WORK TO BE COMPLETED ▸
According to the car audio forum text, what does the E89 have in its basic system that makes it unique among BMWs?

PROVIDED TEXT ▸
━━━━
Looking at Mr Tourette’s audio settings he’s set the boost on the bass and treble fairly high..logically given better quality speakers this is counter intuitive where you would expect much better bass n treble response compared to el-cheapo BMW OE..but if he’s happy he’s happy..

When you run an audio analyser in the car you see a massive set of non linear phase and frequency issues caused in part by where the speakers are relative to the listener’s ears and how the sound travels from the speaker location to the ears..maybe bouncing of glass etc..

The BMW head units (like most modern cars) builds all this into the original frequency and phase response..when you change the speakers and /or change the frequency controls you end up with a real mix, probably far away from a ‘perfect’ setup..but as I said, if you’re happy then that’s all that matters..
 
That's great info Peter :thumbsup: I should say really that my current settings are just from a first 15 min trial of a few tracks and may well end up far from where they are now, I haven't even got into using the equaliser on my power amp app that I usually use to set up the sound in my car, I generally have everything set at centre on the head unit and equalise on the app but for testing the speakers it seemed like a good sound to me.. I guess the speakers will need some running in too

As someone else mentioned its such a personal thing for everyone and as you lose frequencies as you age it's no wonder set up is different for everyone
 
Pbondar said:
Silver star..

For info..

The technic pnp basic harness for a 4 channel amp https://technicpnp.com/product/stereo-24-harness/

will not work on an E89 as the woofer wiring doesn’t conform to the logic used in other BMWs

The two higher end units will..

There are n (where n is a large positive integer) variants on how you can play this game..

The key issue to bear in mind is that the E89 is unique amongst BMWs in that it has a WOOFER in the basic system whereas all others use a SUB-WOOFER...

However whatever floats your boat / meets your budget is a ok...

The positive aspect of the psychological aspects of this is that most people are happy with their results as they are not comparing contrasting systems side by side and the environment of a Z4 is less than perfect anyway ...

Looking at Mr Tourette’s audio settings he’s set the boost on the bass and treble fairly high..logically given better quality speakers this is counter intuitive where you would expect much better bass n treble response compared to el-cheapo BMW OE..but if he’s happy he’s happy..

When you run an audio analyser in the car you see a massive set of non linear phase and frequency issues caused in part by where the speakers are relative to the listener’s ears and how the sound travels from the speaker location to the ears..maybe bouncing of glass etc..

The BMW head units (like most modern cars) builds all this into the original frequency and phase response..when you change the speakers and /or change the frequency controls you end up with a real mix, probably far away from a ‘perfect’ setup..but as I said, if you’re happy then that’s all that matters..
━━━━
RECORDS ▸
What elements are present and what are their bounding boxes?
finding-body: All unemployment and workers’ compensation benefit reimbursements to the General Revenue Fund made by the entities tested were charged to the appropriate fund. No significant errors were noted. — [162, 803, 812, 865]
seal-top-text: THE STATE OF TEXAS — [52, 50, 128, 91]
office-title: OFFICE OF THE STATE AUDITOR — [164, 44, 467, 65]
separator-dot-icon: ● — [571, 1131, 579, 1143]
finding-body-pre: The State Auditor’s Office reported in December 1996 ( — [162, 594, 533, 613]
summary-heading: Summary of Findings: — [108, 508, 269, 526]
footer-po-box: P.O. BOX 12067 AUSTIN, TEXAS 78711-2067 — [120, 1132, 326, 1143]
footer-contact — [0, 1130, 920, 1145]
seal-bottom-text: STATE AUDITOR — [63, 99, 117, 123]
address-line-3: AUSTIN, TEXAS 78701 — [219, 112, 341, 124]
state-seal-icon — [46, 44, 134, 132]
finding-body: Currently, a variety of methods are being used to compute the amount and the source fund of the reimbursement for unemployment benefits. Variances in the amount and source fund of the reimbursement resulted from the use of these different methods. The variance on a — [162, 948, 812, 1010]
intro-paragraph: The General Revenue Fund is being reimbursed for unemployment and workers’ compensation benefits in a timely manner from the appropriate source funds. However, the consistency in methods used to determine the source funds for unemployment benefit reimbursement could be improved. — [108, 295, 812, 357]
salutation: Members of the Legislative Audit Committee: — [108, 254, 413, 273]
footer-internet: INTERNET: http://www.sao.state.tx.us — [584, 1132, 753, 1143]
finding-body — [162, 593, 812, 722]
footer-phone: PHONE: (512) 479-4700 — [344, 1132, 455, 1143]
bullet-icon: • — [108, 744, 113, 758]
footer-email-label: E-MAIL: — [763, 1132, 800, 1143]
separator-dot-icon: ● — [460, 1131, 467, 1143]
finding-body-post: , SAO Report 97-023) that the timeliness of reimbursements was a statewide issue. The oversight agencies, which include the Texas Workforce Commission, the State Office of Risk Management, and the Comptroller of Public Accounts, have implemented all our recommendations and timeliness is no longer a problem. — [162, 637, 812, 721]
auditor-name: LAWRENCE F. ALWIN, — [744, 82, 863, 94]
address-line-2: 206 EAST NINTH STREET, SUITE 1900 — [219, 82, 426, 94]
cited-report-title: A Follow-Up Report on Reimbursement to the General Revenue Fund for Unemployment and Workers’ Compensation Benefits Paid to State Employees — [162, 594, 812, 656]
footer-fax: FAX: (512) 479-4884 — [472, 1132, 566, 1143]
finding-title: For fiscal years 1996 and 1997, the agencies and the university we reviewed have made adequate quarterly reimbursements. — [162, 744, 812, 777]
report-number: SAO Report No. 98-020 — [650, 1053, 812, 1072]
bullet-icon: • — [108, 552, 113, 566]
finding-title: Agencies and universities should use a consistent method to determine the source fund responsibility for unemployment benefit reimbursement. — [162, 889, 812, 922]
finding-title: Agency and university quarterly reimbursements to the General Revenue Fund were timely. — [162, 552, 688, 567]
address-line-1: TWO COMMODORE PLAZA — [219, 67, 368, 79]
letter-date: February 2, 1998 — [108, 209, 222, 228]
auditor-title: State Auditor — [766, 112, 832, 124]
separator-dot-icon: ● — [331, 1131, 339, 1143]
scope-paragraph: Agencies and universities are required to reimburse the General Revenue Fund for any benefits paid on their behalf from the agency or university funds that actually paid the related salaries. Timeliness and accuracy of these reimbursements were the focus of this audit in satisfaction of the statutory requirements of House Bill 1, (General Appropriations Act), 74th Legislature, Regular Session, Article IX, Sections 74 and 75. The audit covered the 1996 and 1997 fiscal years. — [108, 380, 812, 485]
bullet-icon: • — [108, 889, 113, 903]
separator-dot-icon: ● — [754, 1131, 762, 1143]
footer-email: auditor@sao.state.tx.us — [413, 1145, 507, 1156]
━━━━
FINISHED ANSWER ▸
A woofer, whereas all other BMWs use a sub-woofer.